# Written request:
Please write out each of the following items word for word, without changing anything.

::: Records supplied :::

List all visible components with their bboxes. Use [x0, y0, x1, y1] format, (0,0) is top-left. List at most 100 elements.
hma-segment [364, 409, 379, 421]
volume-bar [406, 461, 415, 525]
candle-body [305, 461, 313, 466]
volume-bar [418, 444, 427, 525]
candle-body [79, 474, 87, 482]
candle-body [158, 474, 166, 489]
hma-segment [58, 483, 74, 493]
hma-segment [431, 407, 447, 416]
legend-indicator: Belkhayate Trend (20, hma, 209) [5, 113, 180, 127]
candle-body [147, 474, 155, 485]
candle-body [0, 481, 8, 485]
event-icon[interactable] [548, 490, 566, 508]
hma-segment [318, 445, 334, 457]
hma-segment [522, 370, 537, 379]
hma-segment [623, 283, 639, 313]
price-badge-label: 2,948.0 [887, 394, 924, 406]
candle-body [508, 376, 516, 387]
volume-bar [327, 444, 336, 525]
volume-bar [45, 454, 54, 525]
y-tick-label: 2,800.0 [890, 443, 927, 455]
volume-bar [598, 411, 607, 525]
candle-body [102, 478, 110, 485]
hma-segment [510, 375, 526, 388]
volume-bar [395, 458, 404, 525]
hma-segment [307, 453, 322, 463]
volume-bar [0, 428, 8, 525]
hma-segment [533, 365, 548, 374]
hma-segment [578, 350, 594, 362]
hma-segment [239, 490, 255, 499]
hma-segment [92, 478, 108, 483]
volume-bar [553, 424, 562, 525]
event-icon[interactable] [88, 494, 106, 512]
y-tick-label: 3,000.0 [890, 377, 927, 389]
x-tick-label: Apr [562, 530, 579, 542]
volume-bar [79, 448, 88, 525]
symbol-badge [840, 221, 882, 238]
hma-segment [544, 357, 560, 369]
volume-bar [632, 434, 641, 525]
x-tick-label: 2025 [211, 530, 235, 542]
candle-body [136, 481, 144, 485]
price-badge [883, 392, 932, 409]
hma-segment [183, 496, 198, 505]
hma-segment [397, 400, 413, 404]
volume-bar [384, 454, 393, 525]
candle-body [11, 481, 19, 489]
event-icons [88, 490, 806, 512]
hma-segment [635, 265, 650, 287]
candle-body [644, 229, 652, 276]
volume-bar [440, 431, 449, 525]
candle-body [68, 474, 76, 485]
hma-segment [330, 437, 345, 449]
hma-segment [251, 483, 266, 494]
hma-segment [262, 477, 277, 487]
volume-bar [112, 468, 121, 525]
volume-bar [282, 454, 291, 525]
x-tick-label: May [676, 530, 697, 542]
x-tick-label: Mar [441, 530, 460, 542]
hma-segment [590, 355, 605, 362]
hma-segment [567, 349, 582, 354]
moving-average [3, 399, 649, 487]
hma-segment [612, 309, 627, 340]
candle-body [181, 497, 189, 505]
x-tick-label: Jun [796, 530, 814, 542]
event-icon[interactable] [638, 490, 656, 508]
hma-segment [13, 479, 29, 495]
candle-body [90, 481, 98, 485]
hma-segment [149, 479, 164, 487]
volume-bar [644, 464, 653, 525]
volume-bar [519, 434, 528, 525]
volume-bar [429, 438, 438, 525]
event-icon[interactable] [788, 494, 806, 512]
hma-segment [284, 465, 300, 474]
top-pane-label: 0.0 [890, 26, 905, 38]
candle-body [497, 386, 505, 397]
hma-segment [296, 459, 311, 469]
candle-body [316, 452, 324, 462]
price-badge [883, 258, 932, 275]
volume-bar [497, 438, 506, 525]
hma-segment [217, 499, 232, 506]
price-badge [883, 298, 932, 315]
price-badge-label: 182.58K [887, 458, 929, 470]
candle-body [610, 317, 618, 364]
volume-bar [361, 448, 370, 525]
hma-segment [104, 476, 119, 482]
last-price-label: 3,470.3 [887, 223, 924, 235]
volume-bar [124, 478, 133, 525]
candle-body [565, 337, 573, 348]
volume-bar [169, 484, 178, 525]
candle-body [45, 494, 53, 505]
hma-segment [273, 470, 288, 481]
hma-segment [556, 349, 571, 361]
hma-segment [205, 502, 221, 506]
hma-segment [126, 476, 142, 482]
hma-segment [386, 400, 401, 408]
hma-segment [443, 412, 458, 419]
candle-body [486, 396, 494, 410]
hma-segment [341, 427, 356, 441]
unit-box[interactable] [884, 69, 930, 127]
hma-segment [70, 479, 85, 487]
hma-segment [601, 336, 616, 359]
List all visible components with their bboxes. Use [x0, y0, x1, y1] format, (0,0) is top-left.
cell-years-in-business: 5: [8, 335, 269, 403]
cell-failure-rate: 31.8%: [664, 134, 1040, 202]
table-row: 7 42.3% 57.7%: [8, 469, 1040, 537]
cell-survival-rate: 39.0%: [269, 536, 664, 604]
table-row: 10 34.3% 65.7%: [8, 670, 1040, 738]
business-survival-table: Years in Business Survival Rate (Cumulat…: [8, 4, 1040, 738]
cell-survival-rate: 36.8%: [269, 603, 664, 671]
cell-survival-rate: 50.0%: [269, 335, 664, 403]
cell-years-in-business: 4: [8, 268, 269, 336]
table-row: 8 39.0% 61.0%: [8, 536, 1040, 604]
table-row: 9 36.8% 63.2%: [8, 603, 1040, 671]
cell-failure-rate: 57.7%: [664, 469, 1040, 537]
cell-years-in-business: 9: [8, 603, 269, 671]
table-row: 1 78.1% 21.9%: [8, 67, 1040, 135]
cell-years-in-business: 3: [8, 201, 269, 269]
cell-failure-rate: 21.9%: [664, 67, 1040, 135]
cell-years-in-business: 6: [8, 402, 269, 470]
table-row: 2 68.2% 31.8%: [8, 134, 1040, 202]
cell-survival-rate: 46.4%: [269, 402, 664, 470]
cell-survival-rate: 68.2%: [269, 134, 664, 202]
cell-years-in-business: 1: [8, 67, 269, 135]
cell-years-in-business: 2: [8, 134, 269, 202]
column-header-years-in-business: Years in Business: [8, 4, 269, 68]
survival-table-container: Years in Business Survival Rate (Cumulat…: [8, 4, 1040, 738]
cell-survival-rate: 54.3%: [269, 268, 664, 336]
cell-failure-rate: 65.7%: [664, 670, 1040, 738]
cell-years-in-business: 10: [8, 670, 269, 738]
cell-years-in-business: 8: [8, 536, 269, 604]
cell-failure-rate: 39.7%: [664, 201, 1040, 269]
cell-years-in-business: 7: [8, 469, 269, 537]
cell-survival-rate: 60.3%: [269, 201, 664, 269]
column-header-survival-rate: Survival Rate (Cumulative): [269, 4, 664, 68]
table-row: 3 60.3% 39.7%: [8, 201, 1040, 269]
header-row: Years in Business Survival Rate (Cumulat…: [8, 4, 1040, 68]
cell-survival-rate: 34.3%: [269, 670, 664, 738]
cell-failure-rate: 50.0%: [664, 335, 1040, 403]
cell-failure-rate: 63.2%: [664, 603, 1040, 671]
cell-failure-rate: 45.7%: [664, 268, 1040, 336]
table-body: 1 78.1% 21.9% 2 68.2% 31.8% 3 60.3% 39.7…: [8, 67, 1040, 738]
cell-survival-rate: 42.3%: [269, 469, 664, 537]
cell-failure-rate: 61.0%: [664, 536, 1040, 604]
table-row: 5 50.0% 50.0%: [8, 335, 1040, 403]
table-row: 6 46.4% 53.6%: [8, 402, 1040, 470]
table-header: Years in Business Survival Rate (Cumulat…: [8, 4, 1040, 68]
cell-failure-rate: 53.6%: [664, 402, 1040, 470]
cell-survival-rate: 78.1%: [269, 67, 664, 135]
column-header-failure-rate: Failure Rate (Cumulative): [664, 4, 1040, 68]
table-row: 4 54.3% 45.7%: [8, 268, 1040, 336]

:::

# Expected answer:
List all visible components with their bboxes. Use [x0, y0, x1, y1] format, (0,0) is top-left. List at most 100 elements.
hma-segment [364, 409, 379, 421]
volume-bar [406, 461, 415, 525]
candle-body [305, 461, 313, 466]
volume-bar [418, 444, 427, 525]
candle-body [79, 474, 87, 482]
candle-body [158, 474, 166, 489]
hma-segment [58, 483, 74, 493]
hma-segment [431, 407, 447, 416]
legend-indicator: Belkhayate Trend (20, hma, 209) [5, 113, 180, 127]
candle-body [147, 474, 155, 485]
candle-body [0, 481, 8, 485]
event-icon[interactable] [548, 490, 566, 508]
hma-segment [318, 445, 334, 457]
hma-segment [522, 370, 537, 379]
hma-segment [623, 283, 639, 313]
price-badge-label: 2,948.0 [887, 394, 924, 406]
candle-body [508, 376, 516, 387]
volume-bar [327, 444, 336, 525]
volume-bar [45, 454, 54, 525]
y-tick-label: 2,800.0 [890, 443, 927, 455]
volume-bar [598, 411, 607, 525]
candle-body [102, 478, 110, 485]
hma-segment [510, 375, 526, 388]
volume-bar [395, 458, 404, 525]
hma-segment [307, 453, 322, 463]
volume-bar [0, 428, 8, 525]
hma-segment [533, 365, 548, 374]
hma-segment [578, 350, 594, 362]
hma-segment [239, 490, 255, 499]
hma-segment [92, 478, 108, 483]
volume-bar [553, 424, 562, 525]
event-icon[interactable] [88, 494, 106, 512]
y-tick-label: 3,000.0 [890, 377, 927, 389]
x-tick-label: Apr [562, 530, 579, 542]
volume-bar [79, 448, 88, 525]
symbol-badge [840, 221, 882, 238]
hma-segment [544, 357, 560, 369]
volume-bar [632, 434, 641, 525]
x-tick-label: 2025 [211, 530, 235, 542]
candle-body [136, 481, 144, 485]
price-badge [883, 392, 932, 409]
hma-segment [183, 496, 198, 505]
hma-segment [397, 400, 413, 404]
volume-bar [384, 454, 393, 525]
candle-body [11, 481, 19, 489]
event-icons [88, 490, 806, 512]
hma-segment [635, 265, 650, 287]
candle-body [644, 229, 652, 276]
volume-bar [440, 431, 449, 525]
candle-body [68, 474, 76, 485]
hma-segment [330, 437, 345, 449]
hma-segment [251, 483, 266, 494]
hma-segment [262, 477, 277, 487]
volume-bar [112, 468, 121, 525]
volume-bar [282, 454, 291, 525]
x-tick-label: May [676, 530, 697, 542]
x-tick-label: Mar [441, 530, 460, 542]
hma-segment [590, 355, 605, 362]
hma-segment [567, 349, 582, 354]
moving-average [3, 399, 649, 487]
hma-segment [612, 309, 627, 340]
candle-body [181, 497, 189, 505]
x-tick-label: Jun [796, 530, 814, 542]
event-icon[interactable] [638, 490, 656, 508]
hma-segment [13, 479, 29, 495]
candle-body [90, 481, 98, 485]
hma-segment [149, 479, 164, 487]
volume-bar [644, 464, 653, 525]
volume-bar [519, 434, 528, 525]
volume-bar [429, 438, 438, 525]
event-icon[interactable] [788, 494, 806, 512]
hma-segment [284, 465, 300, 474]
top-pane-label: 0.0 [890, 26, 905, 38]
candle-body [497, 386, 505, 397]
hma-segment [296, 459, 311, 469]
candle-body [316, 452, 324, 462]
price-badge [883, 258, 932, 275]
volume-bar [497, 438, 506, 525]
hma-segment [217, 499, 232, 506]
price-badge [883, 298, 932, 315]
price-badge-label: 182.58K [887, 458, 929, 470]
candle-body [610, 317, 618, 364]
volume-bar [361, 448, 370, 525]
hma-segment [104, 476, 119, 482]
last-price-label: 3,470.3 [887, 223, 924, 235]
volume-bar [124, 478, 133, 525]
candle-body [565, 337, 573, 348]
volume-bar [169, 484, 178, 525]
candle-body [45, 494, 53, 505]
hma-segment [273, 470, 288, 481]
hma-segment [556, 349, 571, 361]
hma-segment [205, 502, 221, 506]
hma-segment [126, 476, 142, 482]
hma-segment [386, 400, 401, 408]
hma-segment [443, 412, 458, 419]
candle-body [486, 396, 494, 410]
hma-segment [341, 427, 356, 441]
unit-box[interactable] [884, 69, 930, 127]
hma-segment [70, 479, 85, 487]
hma-segment [601, 336, 616, 359]
List all visible components with their bboxes. Use [x0, y0, x1, y1] format, (0,0) is top-left.
cell-years-in-business: 5: [8, 335, 269, 403]
cell-failure-rate: 31.8%: [664, 134, 1040, 202]
table-row: 7 42.3% 57.7%: [8, 469, 1040, 537]
cell-survival-rate: 39.0%: [269, 536, 664, 604]
table-row: 10 34.3% 65.7%: [8, 670, 1040, 738]
business-survival-table: Years in Business Survival Rate (Cumulat…: [8, 4, 1040, 738]
cell-survival-rate: 36.8%: [269, 603, 664, 671]
cell-survival-rate: 50.0%: [269, 335, 664, 403]
cell-years-in-business: 4: [8, 268, 269, 336]
table-row: 8 39.0% 61.0%: [8, 536, 1040, 604]
table-row: 9 36.8% 63.2%: [8, 603, 1040, 671]
cell-failure-rate: 57.7%: [664, 469, 1040, 537]
cell-years-in-business: 9: [8, 603, 269, 671]
table-row: 1 78.1% 21.9%: [8, 67, 1040, 135]
cell-years-in-business: 3: [8, 201, 269, 269]
cell-failure-rate: 21.9%: [664, 67, 1040, 135]
cell-years-in-business: 6: [8, 402, 269, 470]
table-row: 2 68.2% 31.8%: [8, 134, 1040, 202]
cell-survival-rate: 46.4%: [269, 402, 664, 470]
cell-survival-rate: 68.2%: [269, 134, 664, 202]
cell-years-in-business: 1: [8, 67, 269, 135]
cell-years-in-business: 2: [8, 134, 269, 202]
column-header-years-in-business: Years in Business: [8, 4, 269, 68]
survival-table-container: Years in Business Survival Rate (Cumulat…: [8, 4, 1040, 738]
cell-survival-rate: 54.3%: [269, 268, 664, 336]
cell-failure-rate: 65.7%: [664, 670, 1040, 738]
cell-years-in-business: 10: [8, 670, 269, 738]
cell-years-in-business: 8: [8, 536, 269, 604]
cell-failure-rate: 39.7%: [664, 201, 1040, 269]
cell-years-in-business: 7: [8, 469, 269, 537]
cell-survival-rate: 60.3%: [269, 201, 664, 269]
column-header-survival-rate: Survival Rate (Cumulative): [269, 4, 664, 68]
table-row: 3 60.3% 39.7%: [8, 201, 1040, 269]
header-row: Years in Business Survival Rate (Cumulat…: [8, 4, 1040, 68]
cell-survival-rate: 34.3%: [269, 670, 664, 738]
cell-failure-rate: 50.0%: [664, 335, 1040, 403]
cell-failure-rate: 63.2%: [664, 603, 1040, 671]
cell-failure-rate: 45.7%: [664, 268, 1040, 336]
table-body: 1 78.1% 21.9% 2 68.2% 31.8% 3 60.3% 39.7…: [8, 67, 1040, 738]
cell-survival-rate: 42.3%: [269, 469, 664, 537]
cell-failure-rate: 61.0%: [664, 536, 1040, 604]
table-row: 5 50.0% 50.0%: [8, 335, 1040, 403]
table-row: 6 46.4% 53.6%: [8, 402, 1040, 470]
table-header: Years in Business Survival Rate (Cumulat…: [8, 4, 1040, 68]
cell-failure-rate: 53.6%: [664, 402, 1040, 470]
cell-survival-rate: 78.1%: [269, 67, 664, 135]
column-header-failure-rate: Failure Rate (Cumulative): [664, 4, 1040, 68]
table-row: 4 54.3% 45.7%: [8, 268, 1040, 336]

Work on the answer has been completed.